** START OF INFORMATION SHOWN **
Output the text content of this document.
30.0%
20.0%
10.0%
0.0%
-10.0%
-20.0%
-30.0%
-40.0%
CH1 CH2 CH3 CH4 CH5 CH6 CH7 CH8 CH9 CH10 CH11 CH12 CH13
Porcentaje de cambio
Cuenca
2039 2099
** END OF INFORMATION SHOWN **
### WHAT YOU NEED TO DO
Return the listing above in full, character for character.

### ANSWER TO THIS PROBLEM
Output the text content of this document.
30.0%
20.0%
10.0%
0.0%
-10.0%
-20.0%
-30.0%
-40.0%
CH1 CH2 CH3 CH4 CH5 CH6 CH7 CH8 CH9 CH10 CH11 CH12 CH13
Porcentaje de cambio
Cuenca
2039 2099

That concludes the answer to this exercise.